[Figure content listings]
-- Start --

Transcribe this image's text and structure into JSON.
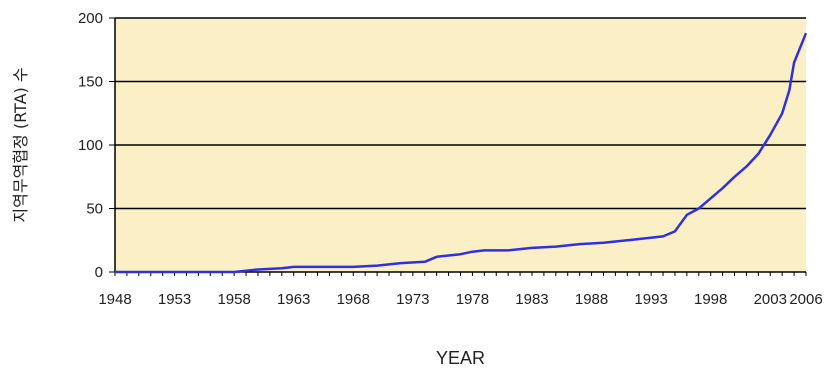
{
  "chart_data": {
    "type": "line",
    "title": "",
    "xlabel": "YEAR",
    "ylabel": "지역무역협정 (RTA) 수",
    "xlim": [
      1948,
      2006
    ],
    "ylim": [
      0,
      200
    ],
    "x_ticks": [
      1948,
      1953,
      1958,
      1963,
      1968,
      1973,
      1978,
      1983,
      1988,
      1993,
      1998,
      2003,
      2006
    ],
    "y_ticks": [
      0,
      50,
      100,
      150,
      200
    ],
    "grid": "horizontal",
    "legend": "none",
    "colors": {
      "plot_background": "#fbefc6",
      "line": "#3030e0",
      "gridline": "#000000"
    },
    "series": [
      {
        "x": [
          1948,
          1958,
          1959,
          1960,
          1962,
          1963,
          1965,
          1968,
          1970,
          1971,
          1972,
          1974,
          1975,
          1976,
          1977,
          1978,
          1979,
          1981,
          1983,
          1985,
          1987,
          1989,
          1990,
          1992,
          1994,
          1995,
          1996,
          1997,
          1998,
          1999,
          2000,
          2001,
          2002,
          2003,
          2004,
          2004.6,
          2005,
          2006
        ],
        "y": [
          0,
          0,
          1,
          2,
          3,
          4,
          4,
          4,
          5,
          6,
          7,
          8,
          12,
          13,
          14,
          16,
          17,
          17,
          19,
          20,
          22,
          23,
          24,
          26,
          28,
          32,
          45,
          50,
          58,
          66,
          75,
          83,
          93,
          108,
          125,
          143,
          165,
          188
        ]
      }
    ]
  }
}
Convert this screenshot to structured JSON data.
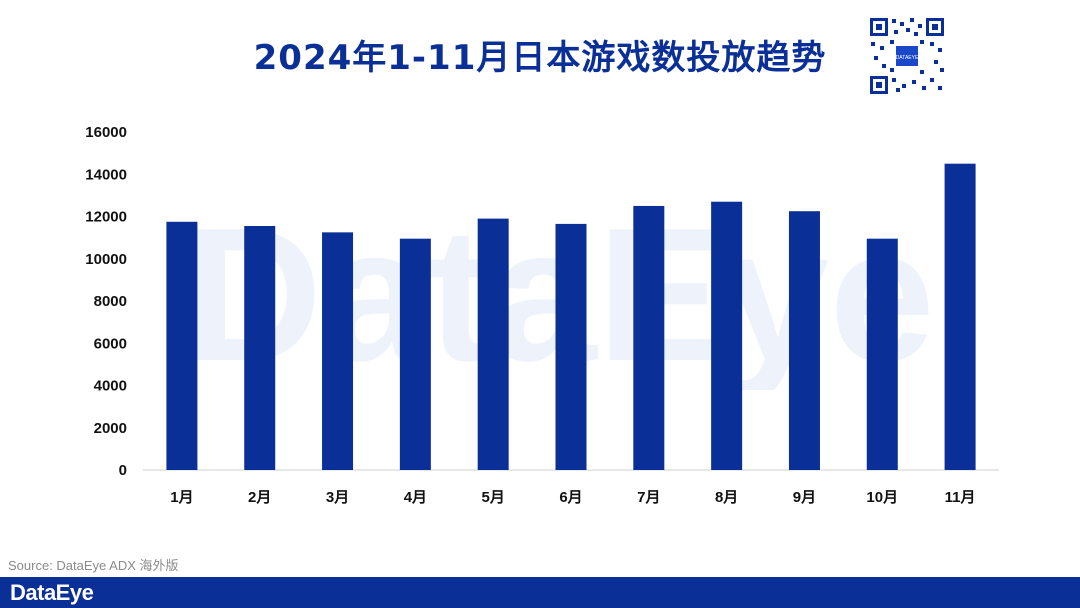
{
  "title": "2024年1-11月日本游戏数投放趋势",
  "source": "Source: DataEye ADX 海外版",
  "brand": "DataEye",
  "watermark_text": "DataEye",
  "qr_center_label": "DATAEYE",
  "colors": {
    "bar": "#0a2f96",
    "title": "#0a2f96",
    "footer": "#0a2f96",
    "watermark": "#eef2fb"
  },
  "chart_data": {
    "type": "bar",
    "title": "",
    "xlabel": "",
    "ylabel": "",
    "categories": [
      "1月",
      "2月",
      "3月",
      "4月",
      "5月",
      "6月",
      "7月",
      "8月",
      "9月",
      "10月",
      "11月"
    ],
    "values": [
      11750,
      11550,
      11250,
      10950,
      11900,
      11650,
      12500,
      12700,
      12250,
      10950,
      14500
    ],
    "ylim": [
      0,
      16000
    ],
    "yticks": [
      0,
      2000,
      4000,
      6000,
      8000,
      10000,
      12000,
      14000,
      16000
    ],
    "grid": false,
    "legend": "none"
  }
}
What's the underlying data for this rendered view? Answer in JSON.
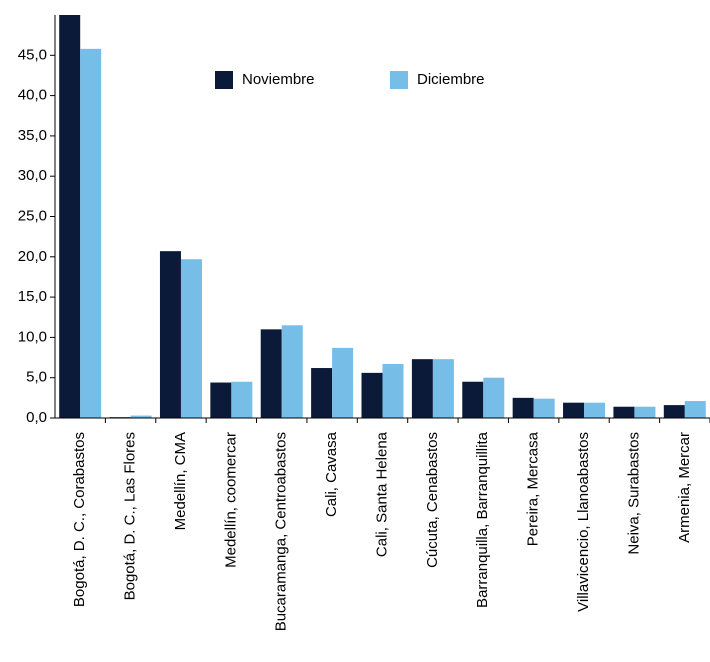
{
  "chart_data": {
    "type": "bar",
    "categories": [
      "Bogotá, D. C., Corabastos",
      "Bogotá, D. C., Las Flores",
      "Medellín, CMA",
      "Medellín, coomercar",
      "Bucaramanga, Centroabastos",
      "Cali, Cavasa",
      "Cali, Santa Helena",
      "Cúcuta, Cenabastos",
      "Barranquilla, Barranquillita",
      "Pereira, Mercasa",
      "Villavicencio, Llanoabastos",
      "Neiva, Surabastos",
      "Armenia, Mercar"
    ],
    "series": [
      {
        "name": "Noviembre",
        "color": "#0b1a38",
        "values": [
          50.0,
          0.1,
          20.7,
          4.4,
          11.0,
          6.2,
          5.6,
          7.3,
          4.5,
          2.5,
          1.9,
          1.4,
          1.6
        ]
      },
      {
        "name": "Diciembre",
        "color": "#76bde8",
        "values": [
          45.8,
          0.3,
          19.7,
          4.5,
          11.5,
          8.7,
          6.7,
          7.3,
          5.0,
          2.4,
          1.9,
          1.4,
          2.1
        ]
      }
    ],
    "ylim": [
      0,
      50
    ],
    "yticks": [
      {
        "value": 0,
        "label": "0,0"
      },
      {
        "value": 5,
        "label": "5,0"
      },
      {
        "value": 10,
        "label": "10,0"
      },
      {
        "value": 15,
        "label": "15,0"
      },
      {
        "value": 20,
        "label": "20,0"
      },
      {
        "value": 25,
        "label": "25,0"
      },
      {
        "value": 30,
        "label": "30,0"
      },
      {
        "value": 35,
        "label": "35,0"
      },
      {
        "value": 40,
        "label": "40,0"
      },
      {
        "value": 45,
        "label": "45,0"
      }
    ],
    "legend": "top",
    "grid": false
  }
}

-- End --

* Task brief:
Scan the lines above for "this", then copy every one that has it.

* The completed task:
Transcribe this image's text and structure into JSON.
Convert this screenshot to structured JSON data.
What's the underlying data for this rendered view? Answer in JSON.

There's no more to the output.